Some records
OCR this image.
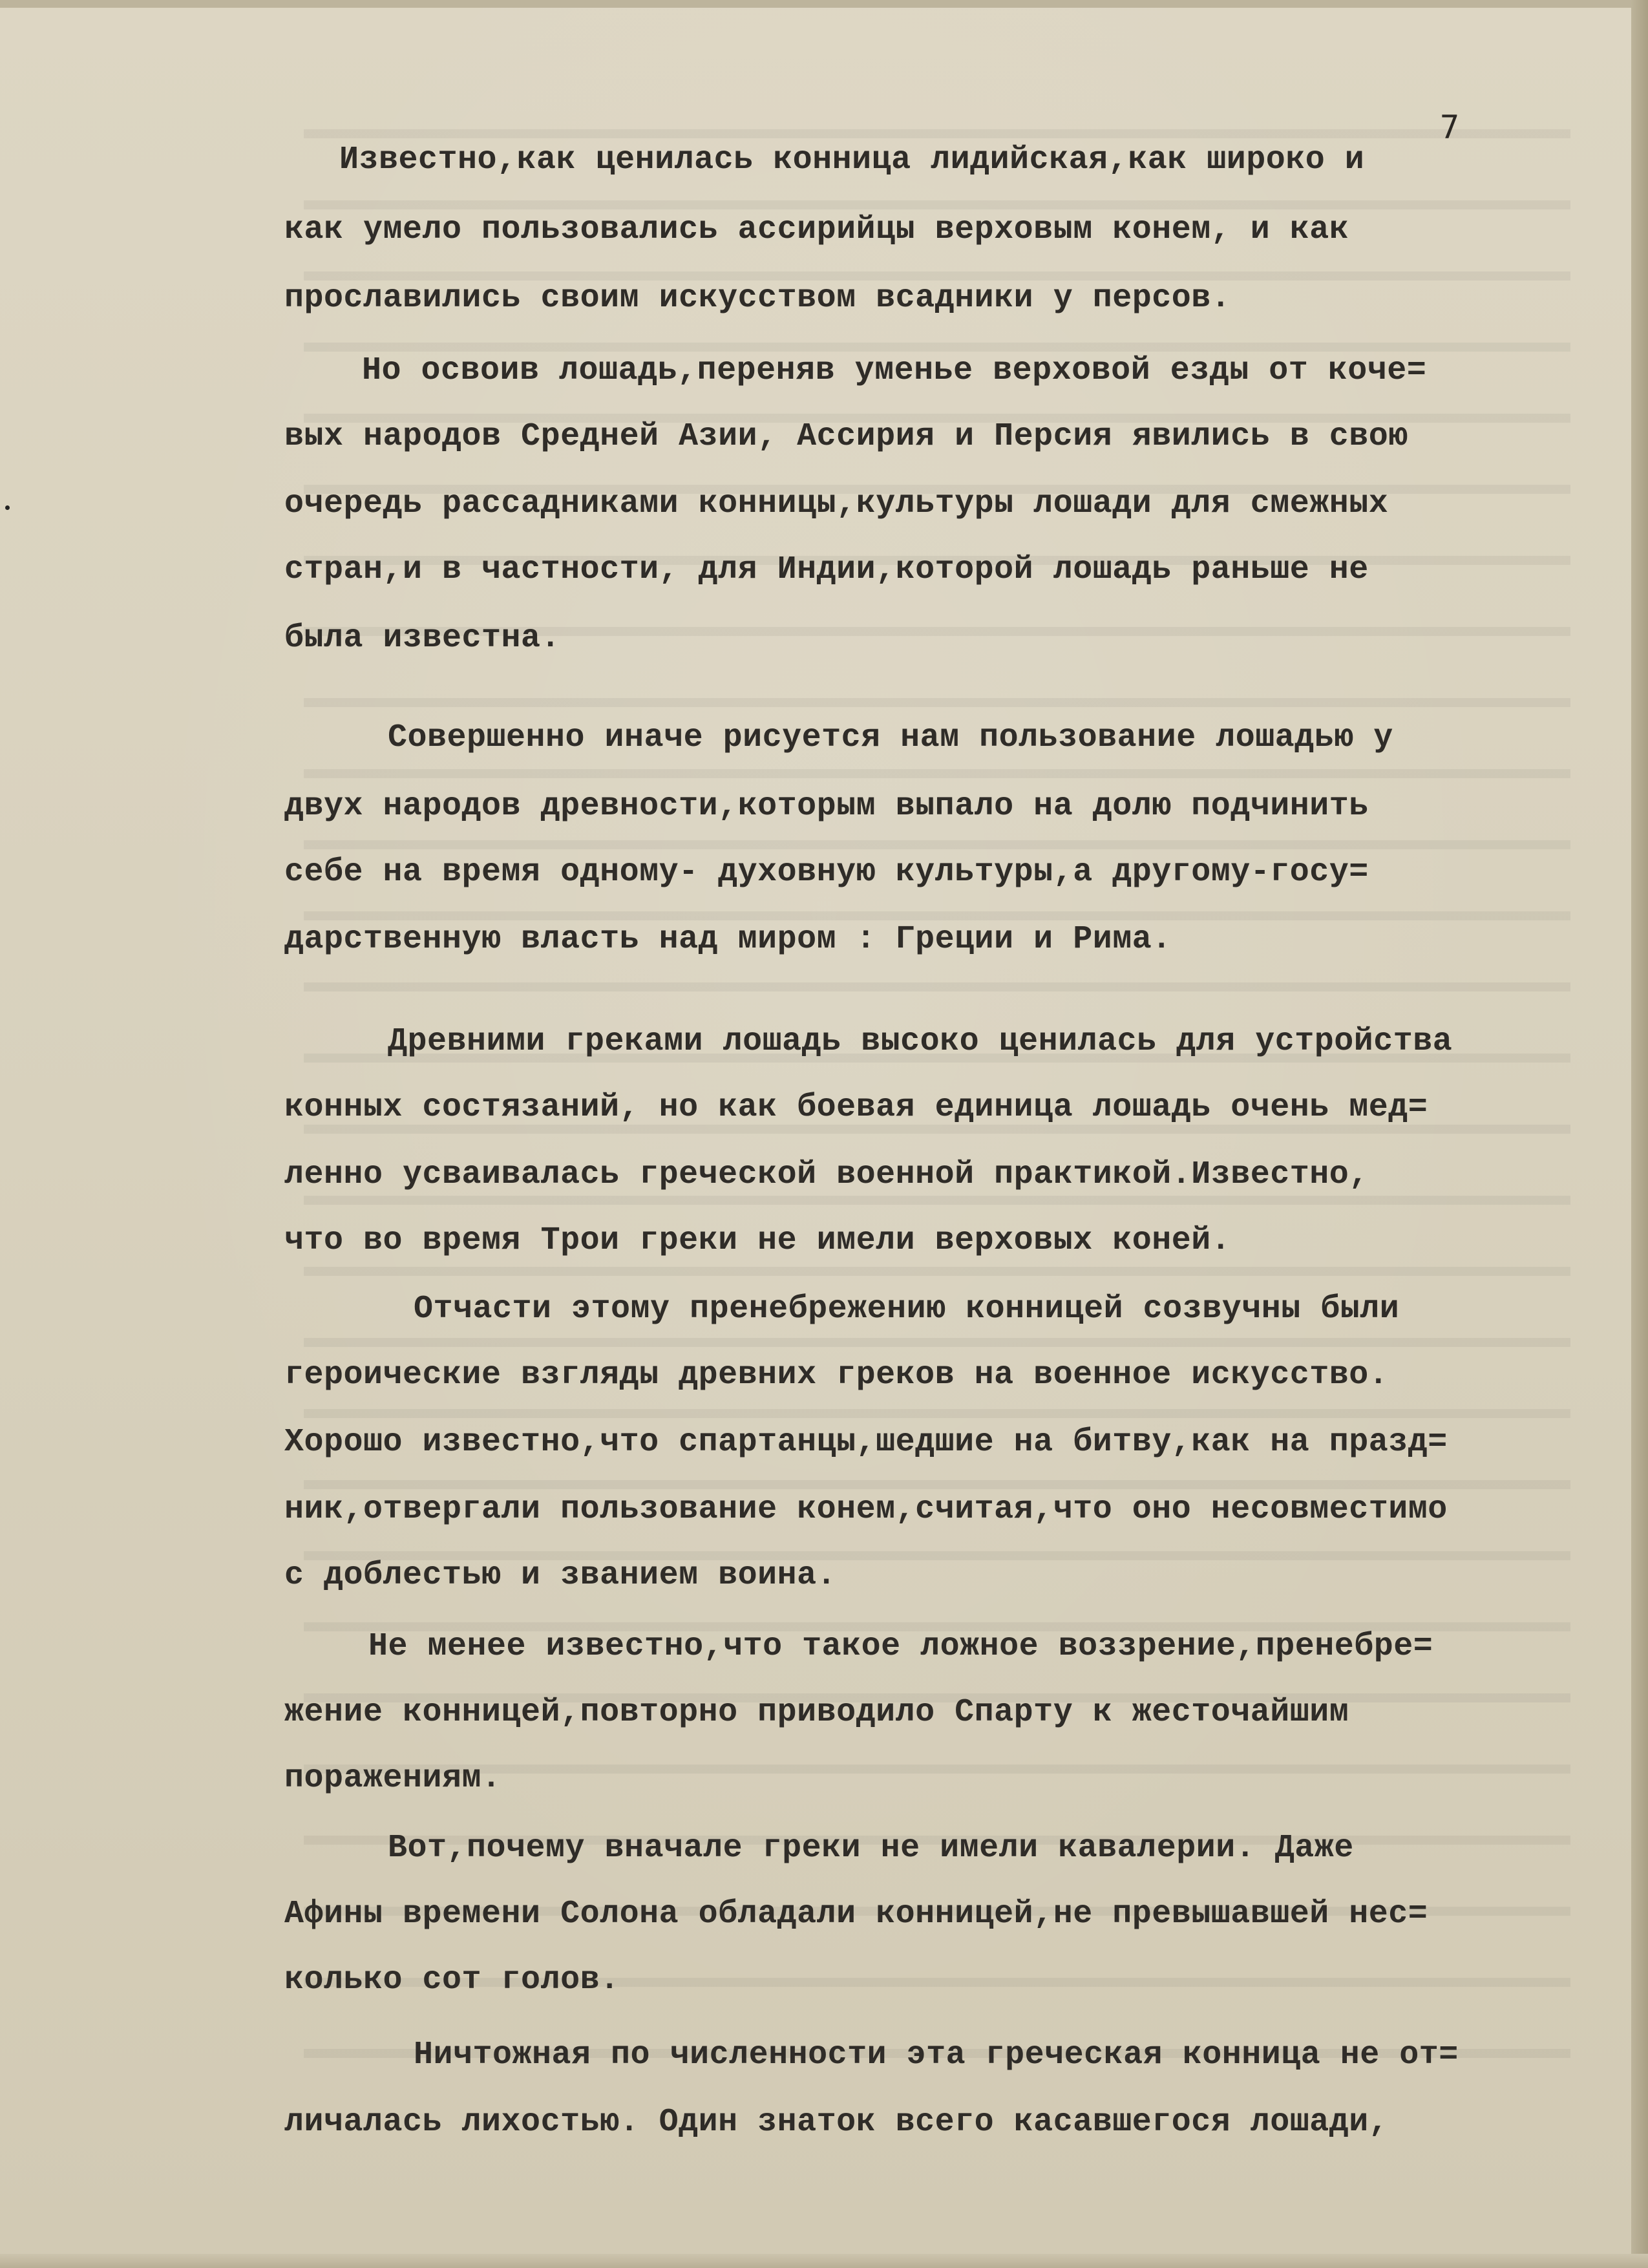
7
Известно,как ценилась конница лидийская,как широко и
как умело пользовались ассирийцы верховым конем, и как
прославились своим искусством всадники у персов.
Но освоив лошадь,переняв уменье верховой езды от коче=
вых народов Средней Азии, Ассирия и Персия явились в свою
очередь рассадниками конницы,культуры лошади для смежных
стран,и в частности, для Индии,которой лошадь раньше не
была известна.
Совершенно иначе рисуется нам пользование лошадью у
двух народов древности,которым выпало на долю подчинить
себе на время одному- духовную культуры,а другому-госу=
дарственную власть над миром : Греции и Рима.
Древними греками лошадь высоко ценилась для устройства
конных состязаний, но как боевая единица лошадь очень мед=
ленно усваивалась греческой военной практикой.Известно,
что во время Трои греки не имели верховых коней.
Отчасти этому пренебрежению конницей созвучны были
героические взгляды древних греков на военное искусство.
Хорошо известно,что спартанцы,шедшие на битву,как на празд=
ник,отвергали пользование конем,считая,что оно несовместимо
с доблестью и званием воина.
Не менее известно,что такое ложное воззрение,пренебре=
жение конницей,повторно приводило Спарту к жесточайшим
поражениям.
Вот,почему вначале греки не имели кавалерии. Даже
Афины времени Солона обладали конницей,не превышавшей нес=
колько сот голов.
Ничтожная по численности эта греческая конница не от=
личалась лихостью. Один знаток всего касавшегося лошади,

• [EXERCISE DETAILS]: Transcribe the whole listing, character for character, but not its images.

• [EXERCISE RESULT]:
OCR this image.
7
Известно,как ценилась конница лидийская,как широко и
как умело пользовались ассирийцы верховым конем, и как
прославились своим искусством всадники у персов.
Но освоив лошадь,переняв уменье верховой езды от коче=
вых народов Средней Азии, Ассирия и Персия явились в свою
очередь рассадниками конницы,культуры лошади для смежных
стран,и в частности, для Индии,которой лошадь раньше не
была известна.
Совершенно иначе рисуется нам пользование лошадью у
двух народов древности,которым выпало на долю подчинить
себе на время одному- духовную культуры,а другому-госу=
дарственную власть над миром : Греции и Рима.
Древними греками лошадь высоко ценилась для устройства
конных состязаний, но как боевая единица лошадь очень мед=
ленно усваивалась греческой военной практикой.Известно,
что во время Трои греки не имели верховых коней.
Отчасти этому пренебрежению конницей созвучны были
героические взгляды древних греков на военное искусство.
Хорошо известно,что спартанцы,шедшие на битву,как на празд=
ник,отвергали пользование конем,считая,что оно несовместимо
с доблестью и званием воина.
Не менее известно,что такое ложное воззрение,пренебре=
жение конницей,повторно приводило Спарту к жесточайшим
поражениям.
Вот,почему вначале греки не имели кавалерии. Даже
Афины времени Солона обладали конницей,не превышавшей нес=
колько сот голов.
Ничтожная по численности эта греческая конница не от=
личалась лихостью. Один знаток всего касавшегося лошади,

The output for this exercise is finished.